Recorded information »
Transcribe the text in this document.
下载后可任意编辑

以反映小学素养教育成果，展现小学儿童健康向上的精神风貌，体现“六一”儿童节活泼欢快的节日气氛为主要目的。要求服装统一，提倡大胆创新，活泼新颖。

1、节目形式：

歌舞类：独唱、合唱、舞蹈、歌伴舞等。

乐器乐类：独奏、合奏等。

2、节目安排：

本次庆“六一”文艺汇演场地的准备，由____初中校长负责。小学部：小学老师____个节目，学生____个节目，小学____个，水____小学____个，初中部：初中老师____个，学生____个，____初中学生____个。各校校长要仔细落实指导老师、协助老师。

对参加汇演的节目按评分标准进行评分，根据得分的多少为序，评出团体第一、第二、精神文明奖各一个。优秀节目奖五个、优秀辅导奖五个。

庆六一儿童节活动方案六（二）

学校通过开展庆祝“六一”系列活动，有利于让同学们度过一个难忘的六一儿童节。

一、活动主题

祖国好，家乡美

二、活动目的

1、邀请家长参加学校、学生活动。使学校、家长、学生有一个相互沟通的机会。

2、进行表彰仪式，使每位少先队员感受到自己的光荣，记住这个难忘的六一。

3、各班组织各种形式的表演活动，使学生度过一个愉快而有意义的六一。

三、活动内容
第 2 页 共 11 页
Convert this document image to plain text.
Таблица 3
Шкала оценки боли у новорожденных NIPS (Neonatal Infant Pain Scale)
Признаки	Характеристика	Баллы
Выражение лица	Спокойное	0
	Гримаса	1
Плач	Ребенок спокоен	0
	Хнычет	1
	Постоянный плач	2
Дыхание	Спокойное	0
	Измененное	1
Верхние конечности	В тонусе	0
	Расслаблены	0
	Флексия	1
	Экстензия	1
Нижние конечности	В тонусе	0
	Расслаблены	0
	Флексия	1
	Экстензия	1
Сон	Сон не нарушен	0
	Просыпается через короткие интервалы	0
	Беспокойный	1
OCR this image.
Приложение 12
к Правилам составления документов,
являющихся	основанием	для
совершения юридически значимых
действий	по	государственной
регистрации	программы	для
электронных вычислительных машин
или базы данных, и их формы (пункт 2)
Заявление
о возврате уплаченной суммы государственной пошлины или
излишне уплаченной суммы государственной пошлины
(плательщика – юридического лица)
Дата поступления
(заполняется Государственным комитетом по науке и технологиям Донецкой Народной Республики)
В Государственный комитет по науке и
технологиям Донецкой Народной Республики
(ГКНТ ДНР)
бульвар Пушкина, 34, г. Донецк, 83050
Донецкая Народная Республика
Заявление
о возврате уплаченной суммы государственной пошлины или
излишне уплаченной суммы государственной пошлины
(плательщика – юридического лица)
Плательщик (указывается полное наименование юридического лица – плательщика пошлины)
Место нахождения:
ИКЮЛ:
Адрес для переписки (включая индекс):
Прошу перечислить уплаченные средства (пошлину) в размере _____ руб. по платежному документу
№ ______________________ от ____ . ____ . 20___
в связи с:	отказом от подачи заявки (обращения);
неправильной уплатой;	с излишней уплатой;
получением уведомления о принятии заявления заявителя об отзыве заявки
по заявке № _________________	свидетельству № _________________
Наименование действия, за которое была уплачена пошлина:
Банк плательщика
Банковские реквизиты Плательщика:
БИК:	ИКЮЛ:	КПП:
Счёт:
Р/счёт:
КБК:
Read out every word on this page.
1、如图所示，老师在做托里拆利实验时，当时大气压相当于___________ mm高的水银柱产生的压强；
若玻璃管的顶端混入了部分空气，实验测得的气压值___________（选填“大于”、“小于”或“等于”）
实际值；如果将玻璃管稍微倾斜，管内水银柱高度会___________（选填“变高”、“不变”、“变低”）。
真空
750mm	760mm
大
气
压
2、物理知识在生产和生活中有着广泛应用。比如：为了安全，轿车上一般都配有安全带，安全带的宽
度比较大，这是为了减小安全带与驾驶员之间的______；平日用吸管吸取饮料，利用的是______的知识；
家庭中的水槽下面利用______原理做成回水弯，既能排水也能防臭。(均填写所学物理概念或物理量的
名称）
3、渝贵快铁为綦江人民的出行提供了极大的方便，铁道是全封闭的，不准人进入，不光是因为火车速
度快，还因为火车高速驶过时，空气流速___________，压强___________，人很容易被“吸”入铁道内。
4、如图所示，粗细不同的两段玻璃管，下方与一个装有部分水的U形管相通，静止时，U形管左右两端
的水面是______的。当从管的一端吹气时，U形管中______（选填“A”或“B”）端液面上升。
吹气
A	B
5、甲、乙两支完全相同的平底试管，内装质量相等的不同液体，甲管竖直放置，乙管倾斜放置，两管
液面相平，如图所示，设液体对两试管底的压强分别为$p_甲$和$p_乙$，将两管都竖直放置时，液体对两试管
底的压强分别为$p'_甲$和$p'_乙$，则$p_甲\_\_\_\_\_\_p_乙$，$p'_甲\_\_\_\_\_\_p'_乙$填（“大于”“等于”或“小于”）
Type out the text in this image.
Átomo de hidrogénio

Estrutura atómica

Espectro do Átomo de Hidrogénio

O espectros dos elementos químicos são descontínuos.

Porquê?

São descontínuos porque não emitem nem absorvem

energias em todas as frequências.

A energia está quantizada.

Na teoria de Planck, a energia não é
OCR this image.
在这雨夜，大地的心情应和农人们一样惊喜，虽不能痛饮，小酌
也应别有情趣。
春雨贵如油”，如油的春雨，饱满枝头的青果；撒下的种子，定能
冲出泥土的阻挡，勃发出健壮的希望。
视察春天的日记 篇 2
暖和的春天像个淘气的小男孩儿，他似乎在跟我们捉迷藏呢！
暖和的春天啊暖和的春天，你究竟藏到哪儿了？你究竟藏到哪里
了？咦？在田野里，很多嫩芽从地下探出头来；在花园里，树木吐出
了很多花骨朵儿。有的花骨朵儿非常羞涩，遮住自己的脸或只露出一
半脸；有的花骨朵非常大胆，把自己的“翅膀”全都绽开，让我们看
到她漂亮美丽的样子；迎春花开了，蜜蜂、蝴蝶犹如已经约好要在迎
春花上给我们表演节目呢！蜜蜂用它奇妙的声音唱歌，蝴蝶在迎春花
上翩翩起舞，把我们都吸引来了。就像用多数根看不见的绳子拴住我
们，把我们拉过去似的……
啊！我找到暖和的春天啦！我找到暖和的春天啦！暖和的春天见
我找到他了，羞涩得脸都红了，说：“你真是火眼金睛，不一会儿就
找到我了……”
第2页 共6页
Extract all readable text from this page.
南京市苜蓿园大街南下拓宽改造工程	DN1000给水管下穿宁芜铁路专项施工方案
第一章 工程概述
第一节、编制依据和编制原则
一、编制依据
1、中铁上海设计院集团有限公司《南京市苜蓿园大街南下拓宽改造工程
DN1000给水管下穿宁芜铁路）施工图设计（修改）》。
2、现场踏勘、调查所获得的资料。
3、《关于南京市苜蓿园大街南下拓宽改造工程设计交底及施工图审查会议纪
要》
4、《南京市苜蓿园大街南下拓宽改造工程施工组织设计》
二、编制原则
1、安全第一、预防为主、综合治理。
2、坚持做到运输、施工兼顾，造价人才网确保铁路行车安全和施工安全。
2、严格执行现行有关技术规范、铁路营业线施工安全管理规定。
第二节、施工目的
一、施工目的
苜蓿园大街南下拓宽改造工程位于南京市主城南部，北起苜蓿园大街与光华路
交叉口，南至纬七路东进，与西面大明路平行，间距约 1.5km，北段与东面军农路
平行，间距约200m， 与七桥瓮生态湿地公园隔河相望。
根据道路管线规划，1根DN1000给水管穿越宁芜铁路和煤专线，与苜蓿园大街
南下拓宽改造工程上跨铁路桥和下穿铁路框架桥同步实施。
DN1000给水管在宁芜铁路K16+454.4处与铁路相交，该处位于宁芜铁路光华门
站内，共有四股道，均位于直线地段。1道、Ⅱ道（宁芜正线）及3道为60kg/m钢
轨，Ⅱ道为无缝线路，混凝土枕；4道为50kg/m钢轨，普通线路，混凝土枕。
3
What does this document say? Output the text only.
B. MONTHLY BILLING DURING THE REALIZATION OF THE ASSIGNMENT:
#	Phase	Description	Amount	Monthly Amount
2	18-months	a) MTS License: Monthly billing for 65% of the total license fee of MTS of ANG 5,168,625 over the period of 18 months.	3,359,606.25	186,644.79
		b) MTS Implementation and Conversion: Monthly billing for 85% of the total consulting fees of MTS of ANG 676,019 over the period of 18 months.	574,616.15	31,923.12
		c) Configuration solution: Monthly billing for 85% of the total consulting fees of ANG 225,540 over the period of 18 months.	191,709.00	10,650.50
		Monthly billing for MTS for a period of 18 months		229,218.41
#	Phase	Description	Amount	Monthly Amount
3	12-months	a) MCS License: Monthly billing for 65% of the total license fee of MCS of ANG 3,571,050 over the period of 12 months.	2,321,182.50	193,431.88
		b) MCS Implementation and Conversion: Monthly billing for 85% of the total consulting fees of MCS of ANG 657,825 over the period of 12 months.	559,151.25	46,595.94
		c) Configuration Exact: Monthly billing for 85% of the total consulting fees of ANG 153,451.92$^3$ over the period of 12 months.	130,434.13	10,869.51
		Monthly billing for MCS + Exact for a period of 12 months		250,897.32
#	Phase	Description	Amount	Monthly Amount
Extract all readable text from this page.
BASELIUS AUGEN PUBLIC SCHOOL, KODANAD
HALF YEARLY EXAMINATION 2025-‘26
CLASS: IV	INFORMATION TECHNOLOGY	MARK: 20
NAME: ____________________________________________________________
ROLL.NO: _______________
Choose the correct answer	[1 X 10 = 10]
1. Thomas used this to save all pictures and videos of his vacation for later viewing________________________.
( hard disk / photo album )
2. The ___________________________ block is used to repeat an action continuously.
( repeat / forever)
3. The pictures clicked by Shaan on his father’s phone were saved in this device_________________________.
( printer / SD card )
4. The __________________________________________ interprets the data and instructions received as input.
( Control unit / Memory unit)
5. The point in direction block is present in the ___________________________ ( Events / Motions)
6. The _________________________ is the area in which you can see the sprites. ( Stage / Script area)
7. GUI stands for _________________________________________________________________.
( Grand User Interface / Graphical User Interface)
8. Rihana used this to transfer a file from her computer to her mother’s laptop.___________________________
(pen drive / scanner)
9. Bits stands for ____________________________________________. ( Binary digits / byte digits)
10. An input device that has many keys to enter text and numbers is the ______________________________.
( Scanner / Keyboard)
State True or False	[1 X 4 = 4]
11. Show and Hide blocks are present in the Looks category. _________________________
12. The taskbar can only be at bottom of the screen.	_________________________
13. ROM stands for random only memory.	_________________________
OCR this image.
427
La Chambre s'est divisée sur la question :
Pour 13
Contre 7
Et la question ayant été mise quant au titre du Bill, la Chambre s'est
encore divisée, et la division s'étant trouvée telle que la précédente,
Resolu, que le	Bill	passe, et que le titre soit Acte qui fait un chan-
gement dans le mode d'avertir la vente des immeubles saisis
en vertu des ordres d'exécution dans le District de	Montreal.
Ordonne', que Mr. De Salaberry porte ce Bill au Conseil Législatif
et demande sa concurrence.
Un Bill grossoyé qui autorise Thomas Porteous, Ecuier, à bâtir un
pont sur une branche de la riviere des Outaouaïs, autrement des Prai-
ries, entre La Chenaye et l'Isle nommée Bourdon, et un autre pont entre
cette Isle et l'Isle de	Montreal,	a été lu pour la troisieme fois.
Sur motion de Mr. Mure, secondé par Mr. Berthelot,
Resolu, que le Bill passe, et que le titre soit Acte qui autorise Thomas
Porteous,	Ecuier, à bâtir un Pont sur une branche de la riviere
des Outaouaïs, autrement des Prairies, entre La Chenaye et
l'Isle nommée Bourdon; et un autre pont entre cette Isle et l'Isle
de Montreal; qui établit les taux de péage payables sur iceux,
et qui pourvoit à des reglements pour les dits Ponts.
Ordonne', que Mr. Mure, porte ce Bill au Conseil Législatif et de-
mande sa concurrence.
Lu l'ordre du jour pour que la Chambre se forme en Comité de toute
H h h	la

To do »
Only the number is wanted: how many lines in the entries above contain the word "如图所示"?

Solution to the exercise »
3